### What is required
Sift the material for lines containing "level", and return them.

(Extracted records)

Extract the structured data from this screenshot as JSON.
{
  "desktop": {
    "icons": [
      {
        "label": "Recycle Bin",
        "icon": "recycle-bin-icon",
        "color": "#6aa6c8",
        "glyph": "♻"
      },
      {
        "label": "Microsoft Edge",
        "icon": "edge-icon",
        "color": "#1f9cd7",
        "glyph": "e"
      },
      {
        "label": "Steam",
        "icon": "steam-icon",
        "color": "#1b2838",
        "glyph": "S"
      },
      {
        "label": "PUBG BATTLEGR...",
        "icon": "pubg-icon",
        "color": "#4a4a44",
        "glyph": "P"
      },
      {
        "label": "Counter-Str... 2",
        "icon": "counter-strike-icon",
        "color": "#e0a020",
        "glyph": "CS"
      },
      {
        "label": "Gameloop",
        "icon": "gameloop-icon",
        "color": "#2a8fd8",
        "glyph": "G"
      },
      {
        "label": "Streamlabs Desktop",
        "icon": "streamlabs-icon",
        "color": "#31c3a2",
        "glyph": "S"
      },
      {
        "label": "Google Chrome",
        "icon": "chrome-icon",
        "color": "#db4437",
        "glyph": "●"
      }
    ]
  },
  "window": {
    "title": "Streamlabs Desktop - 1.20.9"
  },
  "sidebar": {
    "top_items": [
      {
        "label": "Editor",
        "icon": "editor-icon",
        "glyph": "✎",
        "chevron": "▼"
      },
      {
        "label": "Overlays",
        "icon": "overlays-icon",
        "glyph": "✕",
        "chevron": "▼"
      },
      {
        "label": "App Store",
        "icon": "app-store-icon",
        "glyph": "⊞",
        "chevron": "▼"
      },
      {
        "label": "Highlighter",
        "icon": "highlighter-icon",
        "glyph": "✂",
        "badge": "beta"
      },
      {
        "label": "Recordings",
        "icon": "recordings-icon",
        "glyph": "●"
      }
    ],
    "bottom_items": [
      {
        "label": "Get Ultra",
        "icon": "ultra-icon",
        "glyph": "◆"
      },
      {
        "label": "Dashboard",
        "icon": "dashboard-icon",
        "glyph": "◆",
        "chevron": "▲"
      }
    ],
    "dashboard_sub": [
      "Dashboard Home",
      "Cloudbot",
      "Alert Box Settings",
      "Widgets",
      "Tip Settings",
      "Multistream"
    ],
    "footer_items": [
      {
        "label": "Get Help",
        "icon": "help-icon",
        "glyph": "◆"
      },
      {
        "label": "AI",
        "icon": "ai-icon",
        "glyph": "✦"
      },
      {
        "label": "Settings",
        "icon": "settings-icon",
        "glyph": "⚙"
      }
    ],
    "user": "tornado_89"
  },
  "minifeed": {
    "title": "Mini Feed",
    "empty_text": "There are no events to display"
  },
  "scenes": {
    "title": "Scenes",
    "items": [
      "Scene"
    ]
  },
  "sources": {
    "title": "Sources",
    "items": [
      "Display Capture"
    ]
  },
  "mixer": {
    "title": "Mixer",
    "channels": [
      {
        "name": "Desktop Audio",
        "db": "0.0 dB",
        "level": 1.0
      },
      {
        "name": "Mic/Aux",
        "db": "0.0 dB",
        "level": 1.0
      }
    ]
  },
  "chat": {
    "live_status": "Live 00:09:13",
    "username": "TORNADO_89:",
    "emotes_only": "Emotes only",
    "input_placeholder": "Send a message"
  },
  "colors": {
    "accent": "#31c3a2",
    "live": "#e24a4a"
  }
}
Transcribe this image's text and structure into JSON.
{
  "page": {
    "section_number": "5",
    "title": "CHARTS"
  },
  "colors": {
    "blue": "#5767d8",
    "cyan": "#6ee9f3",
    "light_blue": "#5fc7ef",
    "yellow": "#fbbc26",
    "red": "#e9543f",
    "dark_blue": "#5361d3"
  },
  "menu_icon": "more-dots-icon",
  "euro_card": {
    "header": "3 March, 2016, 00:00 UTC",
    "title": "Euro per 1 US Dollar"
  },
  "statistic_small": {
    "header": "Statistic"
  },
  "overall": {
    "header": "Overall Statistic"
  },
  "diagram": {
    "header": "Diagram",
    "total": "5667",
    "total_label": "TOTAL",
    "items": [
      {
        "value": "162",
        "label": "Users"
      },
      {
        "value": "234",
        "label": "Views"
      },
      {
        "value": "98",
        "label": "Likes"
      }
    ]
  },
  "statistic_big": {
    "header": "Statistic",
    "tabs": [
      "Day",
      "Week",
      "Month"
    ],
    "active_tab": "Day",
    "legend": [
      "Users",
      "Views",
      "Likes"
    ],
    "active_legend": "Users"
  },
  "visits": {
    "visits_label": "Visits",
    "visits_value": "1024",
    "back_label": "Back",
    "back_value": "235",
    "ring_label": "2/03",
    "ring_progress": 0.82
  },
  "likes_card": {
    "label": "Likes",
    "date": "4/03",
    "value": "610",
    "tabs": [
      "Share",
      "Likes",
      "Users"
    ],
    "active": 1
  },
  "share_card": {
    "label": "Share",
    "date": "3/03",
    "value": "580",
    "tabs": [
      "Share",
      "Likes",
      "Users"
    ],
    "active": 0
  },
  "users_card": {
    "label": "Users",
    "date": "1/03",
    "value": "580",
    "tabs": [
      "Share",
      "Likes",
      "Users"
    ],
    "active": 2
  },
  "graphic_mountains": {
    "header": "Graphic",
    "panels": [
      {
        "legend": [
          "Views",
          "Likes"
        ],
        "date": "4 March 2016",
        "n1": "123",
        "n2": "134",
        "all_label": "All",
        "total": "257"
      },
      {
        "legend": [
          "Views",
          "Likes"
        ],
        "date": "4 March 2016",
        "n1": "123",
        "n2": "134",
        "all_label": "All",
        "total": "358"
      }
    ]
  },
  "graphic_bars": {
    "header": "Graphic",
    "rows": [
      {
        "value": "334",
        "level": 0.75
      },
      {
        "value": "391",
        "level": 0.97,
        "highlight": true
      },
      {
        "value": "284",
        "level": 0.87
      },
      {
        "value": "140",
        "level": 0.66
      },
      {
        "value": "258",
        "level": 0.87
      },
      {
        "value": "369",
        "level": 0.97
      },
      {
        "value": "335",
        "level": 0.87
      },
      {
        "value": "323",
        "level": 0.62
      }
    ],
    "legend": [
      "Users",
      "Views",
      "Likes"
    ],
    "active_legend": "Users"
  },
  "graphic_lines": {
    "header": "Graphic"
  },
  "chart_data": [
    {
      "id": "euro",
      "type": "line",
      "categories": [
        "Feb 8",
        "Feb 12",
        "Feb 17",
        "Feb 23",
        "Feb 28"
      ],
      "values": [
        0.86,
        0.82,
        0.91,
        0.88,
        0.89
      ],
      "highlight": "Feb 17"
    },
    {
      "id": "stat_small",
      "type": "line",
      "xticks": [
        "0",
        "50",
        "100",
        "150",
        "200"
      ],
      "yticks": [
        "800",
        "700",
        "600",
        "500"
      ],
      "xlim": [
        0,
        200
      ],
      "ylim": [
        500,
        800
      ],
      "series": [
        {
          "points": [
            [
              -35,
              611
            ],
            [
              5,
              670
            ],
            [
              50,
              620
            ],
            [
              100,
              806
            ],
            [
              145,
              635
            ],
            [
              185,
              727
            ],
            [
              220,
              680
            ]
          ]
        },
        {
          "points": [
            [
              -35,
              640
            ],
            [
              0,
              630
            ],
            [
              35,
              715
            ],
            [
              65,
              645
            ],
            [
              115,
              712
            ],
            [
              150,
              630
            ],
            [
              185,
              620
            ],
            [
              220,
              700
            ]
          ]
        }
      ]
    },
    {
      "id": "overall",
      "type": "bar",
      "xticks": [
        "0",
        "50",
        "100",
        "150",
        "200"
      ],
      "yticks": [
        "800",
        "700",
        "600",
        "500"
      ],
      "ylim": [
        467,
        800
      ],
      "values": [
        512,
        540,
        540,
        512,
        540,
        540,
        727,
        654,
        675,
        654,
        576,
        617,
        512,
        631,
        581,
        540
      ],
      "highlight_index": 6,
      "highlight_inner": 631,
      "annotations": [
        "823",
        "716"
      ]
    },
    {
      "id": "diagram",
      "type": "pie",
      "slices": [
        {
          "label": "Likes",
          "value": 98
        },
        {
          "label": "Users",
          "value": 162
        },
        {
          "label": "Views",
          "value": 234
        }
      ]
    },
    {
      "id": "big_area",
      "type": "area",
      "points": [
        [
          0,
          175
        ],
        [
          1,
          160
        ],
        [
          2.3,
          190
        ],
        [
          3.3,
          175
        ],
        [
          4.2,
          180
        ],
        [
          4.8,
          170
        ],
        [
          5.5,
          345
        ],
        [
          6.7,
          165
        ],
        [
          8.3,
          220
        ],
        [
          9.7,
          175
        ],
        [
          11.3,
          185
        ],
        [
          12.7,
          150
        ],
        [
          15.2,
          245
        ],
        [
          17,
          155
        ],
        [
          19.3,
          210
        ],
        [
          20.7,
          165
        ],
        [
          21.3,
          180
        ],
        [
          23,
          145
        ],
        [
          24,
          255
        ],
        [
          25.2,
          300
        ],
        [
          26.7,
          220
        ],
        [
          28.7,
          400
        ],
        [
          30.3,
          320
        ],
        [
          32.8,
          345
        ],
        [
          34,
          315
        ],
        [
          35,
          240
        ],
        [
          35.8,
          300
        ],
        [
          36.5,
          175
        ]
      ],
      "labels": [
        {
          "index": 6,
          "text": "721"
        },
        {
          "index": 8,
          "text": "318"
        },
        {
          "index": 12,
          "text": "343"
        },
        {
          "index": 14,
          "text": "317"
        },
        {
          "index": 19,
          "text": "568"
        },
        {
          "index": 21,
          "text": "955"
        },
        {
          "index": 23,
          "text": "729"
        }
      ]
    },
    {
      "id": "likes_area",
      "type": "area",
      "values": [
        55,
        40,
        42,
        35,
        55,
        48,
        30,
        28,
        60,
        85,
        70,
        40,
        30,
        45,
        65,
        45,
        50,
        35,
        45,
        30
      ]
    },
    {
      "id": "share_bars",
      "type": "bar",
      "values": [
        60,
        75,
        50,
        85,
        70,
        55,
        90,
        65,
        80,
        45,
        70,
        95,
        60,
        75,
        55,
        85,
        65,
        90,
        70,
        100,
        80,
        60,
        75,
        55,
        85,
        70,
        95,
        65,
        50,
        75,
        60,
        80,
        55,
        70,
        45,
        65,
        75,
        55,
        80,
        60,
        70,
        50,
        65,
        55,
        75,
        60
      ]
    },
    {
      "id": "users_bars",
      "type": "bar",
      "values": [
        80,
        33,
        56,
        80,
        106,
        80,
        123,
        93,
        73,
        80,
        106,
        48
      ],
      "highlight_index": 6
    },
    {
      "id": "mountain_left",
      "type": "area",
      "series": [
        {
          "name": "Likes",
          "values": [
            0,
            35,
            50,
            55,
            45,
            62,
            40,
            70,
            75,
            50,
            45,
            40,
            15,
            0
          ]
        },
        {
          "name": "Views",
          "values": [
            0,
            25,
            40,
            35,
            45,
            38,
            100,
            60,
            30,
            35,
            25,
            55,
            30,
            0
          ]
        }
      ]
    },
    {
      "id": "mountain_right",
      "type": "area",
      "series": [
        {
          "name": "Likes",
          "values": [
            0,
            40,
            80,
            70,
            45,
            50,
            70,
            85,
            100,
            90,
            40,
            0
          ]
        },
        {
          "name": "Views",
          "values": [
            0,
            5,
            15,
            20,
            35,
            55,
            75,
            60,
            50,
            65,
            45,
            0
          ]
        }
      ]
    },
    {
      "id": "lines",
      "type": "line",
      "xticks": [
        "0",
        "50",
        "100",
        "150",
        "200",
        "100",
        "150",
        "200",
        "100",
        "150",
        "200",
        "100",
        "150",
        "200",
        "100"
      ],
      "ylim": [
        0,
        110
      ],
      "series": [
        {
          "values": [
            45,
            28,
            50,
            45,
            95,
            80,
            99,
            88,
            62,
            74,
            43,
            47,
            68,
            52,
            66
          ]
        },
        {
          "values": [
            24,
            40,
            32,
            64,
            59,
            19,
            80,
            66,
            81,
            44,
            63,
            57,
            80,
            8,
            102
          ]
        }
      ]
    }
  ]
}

### Full response
        "level": 1.0
        "level": 1.0
        "level": 0.75
        "level": 0.97,
        "level": 0.87
        "level": 0.66
        "level": 0.87
        "level": 0.97
        "level": 0.87
        "level": 0.62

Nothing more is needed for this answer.